The 1Saath Team12 June 20268 min read

A Watershed Moment for Indian Family Law

In September 2025, the Calcutta High Court passed a comprehensive order introducing Child Access and Custody Guidelines with a Parenting Plan framework — the most detailed and progressive custody reform India has seen in decades. While these guidelines currently apply formally to West Bengal and the Andaman & Nicobar Islands, family lawyers and advocacy groups across the country are treating them as a harbinger of national reform.

If you are navigating a custody dispute anywhere in India right now, understanding what these guidelines say — and what they signal — is not optional. It is essential.

The Core Principle: Custody as a Child's Right, Not a Parent's Prize

The Calcutta HC guidelines reframe the entire custody discourse. Custody and visitation, they say, are not parental privileges to be awarded by courts as a form of competition. They are the child's fundamental rights — the right to know, love, and be loved by both parents. This reframing has profound practical consequences.

Under the guidelines, courts must now prioritise joint parenting arrangements wherever feasible, rather than treating them as exceptional outcomes. The burden, implicitly, shifts: it is no longer on the non-custodial parent to prove why they deserve access, but on the obstructing parent to prove why access should be restricted.

Key Features of the New Framework

1. Mandatory Parenting Plans

Both parents are required to file a parenting plan at the outset of custody proceedings. If they agree, the court approves it. If they do not, the court constructs one — with expert input from child psychologists and welfare officers where needed. The plan must cover daily schedules, school holiday splits, birthday arrangements, healthcare decisions, and communication protocols.

2. Structured Visitation Schedules

Gone are the vague 'reasonable visitation' orders that courts previously relied on and that parents routinely violated without consequence. The guidelines specify weekend overnight visits, weekday contact options (subject to school distance), and dedicated holiday time for each parent — including each parent's own birthday.

3. Extended Family Relationships

In a significant expansion of the child's relationship rights, the guidelines explicitly protect the child's bonds with grandparents, cousins, and other extended family members on both sides. A custody arrangement that severs a child from one side of their family entirely is now presumptively problematic.

■ Set problem a
In the passage on the custody guidelines, where do the guidelines currently apply formally?

■ Material to process
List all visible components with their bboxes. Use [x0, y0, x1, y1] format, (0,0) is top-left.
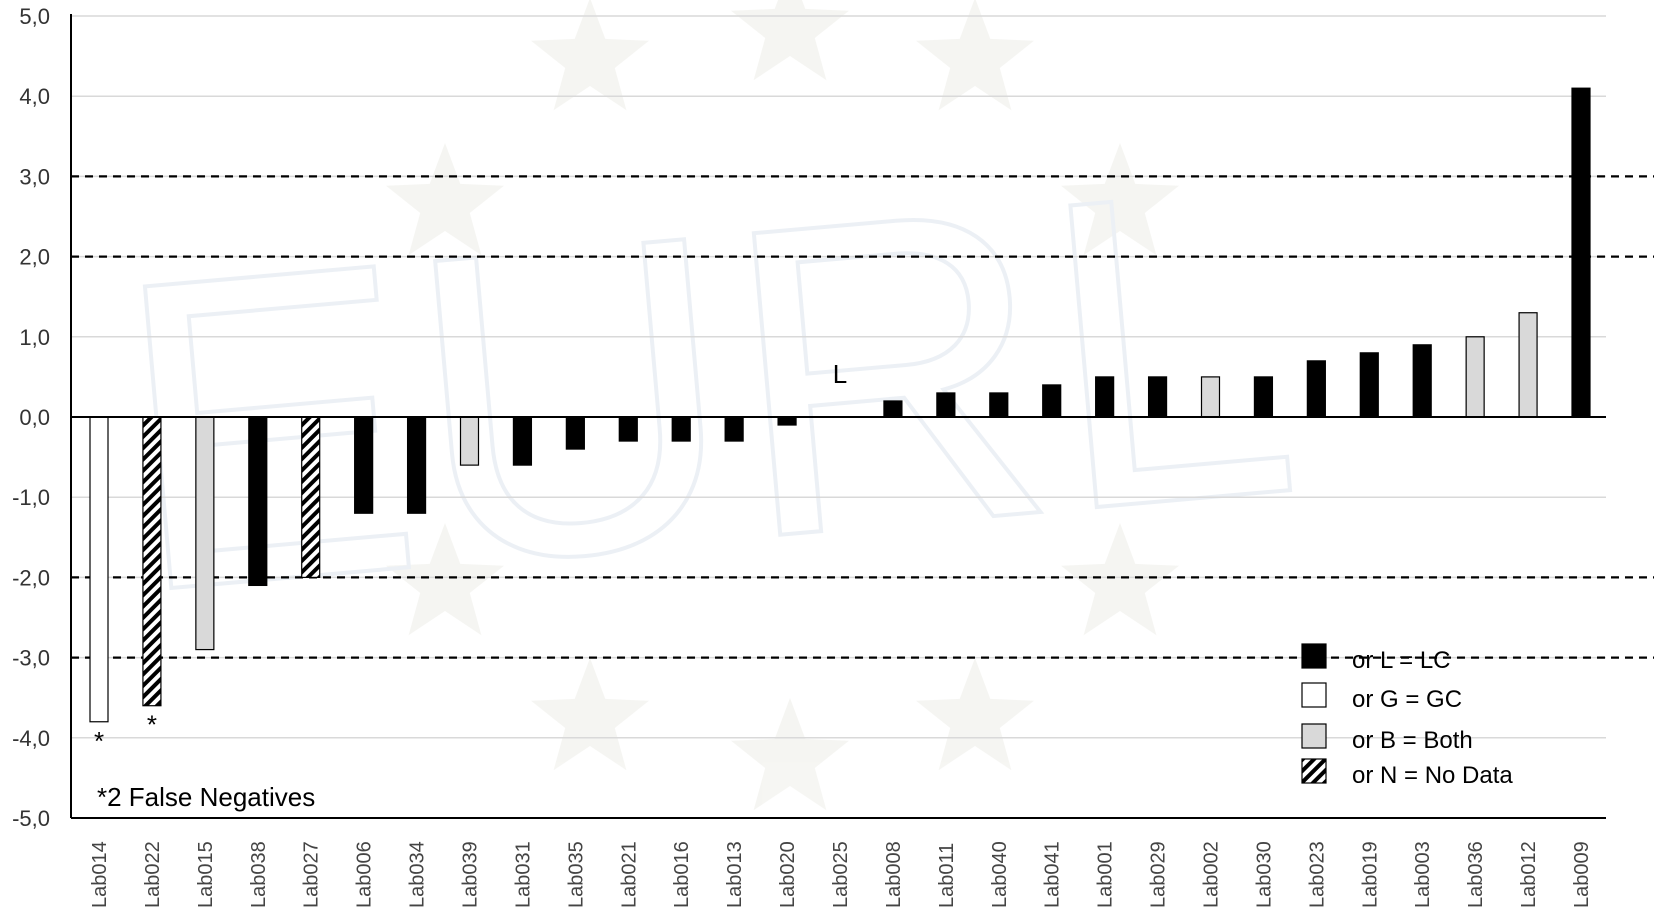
bar-lab035 — [565, 416, 585, 450]
x-tick-label-lab034: Lab034 — [407, 841, 429, 908]
marker-lab022: * — [147, 710, 157, 740]
x-tick-label-lab012: Lab012 — [1518, 841, 1540, 908]
bar-lab019 — [1359, 352, 1379, 418]
x-tick-label-lab011: Lab011 — [936, 843, 958, 908]
legend-label-n: or N = No Data — [1352, 762, 1513, 789]
x-tick-label-lab038: Lab038 — [248, 841, 270, 908]
bar-lab041 — [1042, 384, 1062, 418]
x-tick-label-lab040: Lab040 — [989, 841, 1011, 908]
y-tick-label: -1,0 — [12, 485, 50, 510]
marker-lab014: * — [94, 726, 104, 756]
x-tick-label-lab013: Lab013 — [724, 841, 746, 908]
y-tick-label: 1,0 — [19, 325, 50, 350]
y-tick-label: 4,0 — [19, 84, 50, 109]
y-tick-label: 0,0 — [19, 405, 50, 430]
bar-lab013 — [724, 416, 744, 442]
bar-lab014 — [89, 416, 109, 723]
watermark-star-2 — [916, 0, 1034, 111]
bar-lab002 — [1200, 376, 1221, 418]
watermark-star-1 — [731, 0, 849, 81]
x-tick-label-lab003: Lab003 — [1412, 841, 1434, 908]
x-tick-label-lab031: Lab031 — [512, 841, 534, 908]
y-tick-label: -2,0 — [12, 565, 50, 590]
x-tick-label-lab039: Lab039 — [460, 841, 482, 908]
watermark-star-4 — [1061, 143, 1179, 256]
x-tick-label-lab025: Lab025 — [830, 841, 852, 908]
bar-lab038 — [248, 416, 268, 587]
watermark-star-7 — [531, 658, 649, 771]
y-axis-ticks: 5,0 4,0 3,0 2,0 1,0 0,0 -1,0 -2,0 -3,0 -4,0 -5,0 — [12, 4, 50, 831]
bar-lab039 — [459, 416, 480, 466]
x-tick-label-lab041: Lab041 — [1042, 841, 1064, 908]
bar-lab023 — [1306, 360, 1326, 418]
y-tick-label: -4,0 — [12, 726, 50, 751]
y-tick-label: -3,0 — [12, 646, 50, 671]
x-tick-label-lab029: Lab029 — [1148, 841, 1170, 908]
legend-swatch-g — [1301, 682, 1327, 708]
legend-swatch-n — [1301, 758, 1327, 784]
legend-swatch-b — [1301, 723, 1327, 749]
watermark-star-0 — [531, 0, 649, 111]
x-tick-label-lab014: Lab014 — [89, 841, 111, 908]
legend-swatch-l — [1301, 643, 1327, 669]
x-tick-label-lab035: Lab035 — [565, 841, 587, 908]
legend: or L = LC or G = GC or B = Both or N = No D… — [1301, 643, 1513, 789]
reference-lines — [71, 175, 1654, 659]
bar-lab027 — [301, 416, 321, 578]
eurl-watermark: EURL — [99, 0, 1315, 811]
x-tick-label-lab022: Lab022 — [142, 841, 164, 908]
watermark-star-9 — [916, 658, 1034, 771]
bar-lab029 — [1147, 376, 1168, 418]
bar-lab016 — [671, 416, 691, 442]
x-tick-label-lab015: Lab015 — [195, 841, 217, 908]
watermark-star-3 — [386, 143, 504, 256]
marker-lab025: L — [833, 359, 847, 389]
bar-lab020 — [777, 416, 797, 426]
bar-lab001 — [1095, 376, 1115, 418]
watermark-star-8 — [731, 698, 849, 811]
bar-lab008 — [883, 400, 903, 418]
legend-label-l: or L = LC — [1352, 647, 1451, 674]
x-tick-label-lab021: Lab021 — [618, 841, 640, 908]
bar-lab034 — [406, 416, 427, 514]
x-tick-label-lab016: Lab016 — [671, 841, 693, 908]
eurl-watermark-text: EURL — [101, 93, 1313, 684]
y-tick-label: 5,0 — [19, 4, 50, 29]
x-tick-label-lab020: Lab020 — [777, 841, 799, 908]
bar-lab040 — [989, 392, 1009, 418]
legend-label-g: or G = GC — [1352, 686, 1462, 713]
y-tick-label: 3,0 — [19, 164, 50, 189]
x-tick-label-lab036: Lab036 — [1465, 841, 1487, 908]
x-tick-label-lab030: Lab030 — [1253, 841, 1275, 908]
x-tick-label-lab027: Lab027 — [301, 841, 323, 908]
bar-lab015 — [195, 416, 215, 651]
x-tick-label-lab006: Lab006 — [354, 841, 376, 908]
bar-lab011 — [936, 392, 956, 418]
bar-lab009 — [1571, 87, 1591, 418]
x-tick-label-lab019: Lab019 — [1359, 841, 1381, 908]
watermark-star-5 — [386, 523, 504, 636]
false-negatives-note: *2 False Negatives — [97, 782, 315, 812]
x-tick-label-lab002: Lab002 — [1201, 841, 1223, 908]
legend-label-b: or B = Both — [1352, 727, 1473, 754]
x-tick-label-lab001: Lab001 — [1095, 841, 1117, 908]
bar-lab036 — [1465, 336, 1485, 418]
bar-lab022 — [142, 416, 162, 707]
x-tick-label-lab023: Lab023 — [1306, 841, 1328, 908]
watermark-star-6 — [1061, 523, 1179, 636]
bar-lab006 — [354, 416, 374, 514]
bar-lab021 — [618, 416, 638, 442]
bar-lab031 — [512, 416, 533, 466]
bar-lab030 — [1253, 376, 1274, 418]
x-tick-label-lab009: Lab009 — [1571, 841, 1593, 908]
y-tick-label: 2,0 — [19, 245, 50, 270]
x-axis-labels: Lab014 Lab022 Lab015 Lab038 Lab027 Lab006 Lab0… — [89, 841, 1593, 908]
x-tick-label-lab008: Lab008 — [883, 841, 905, 908]
bar-lab003 — [1412, 344, 1432, 418]
bars — [89, 87, 1591, 723]
bar-lab012 — [1518, 312, 1538, 418]
bar-markers: * * L — [94, 359, 847, 756]
y-tick-label: -5,0 — [12, 806, 50, 831]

■ Set problem b
Reproduce without changes every row, from the row containing "bar-lab035 — [565, 416, 585, 450]" down to the row containing "x-tick-label-lab040: Lab040 —", with both of those rows included.

■ Task output a
West Bengal and the Andaman & Nicobar Islands.

■ Task output b
bar-lab035 — [565, 416, 585, 450]
x-tick-label-lab034: Lab034 — [407, 841, 429, 908]
marker-lab022: * — [147, 710, 157, 740]
x-tick-label-lab012: Lab012 — [1518, 841, 1540, 908]
bar-lab019 — [1359, 352, 1379, 418]
x-tick-label-lab011: Lab011 — [936, 843, 958, 908]
legend-label-n: or N = No Data — [1352, 762, 1513, 789]
x-tick-label-lab038: Lab038 — [248, 841, 270, 908]
bar-lab041 — [1042, 384, 1062, 418]
x-tick-label-lab040: Lab040 — [989, 841, 1011, 908]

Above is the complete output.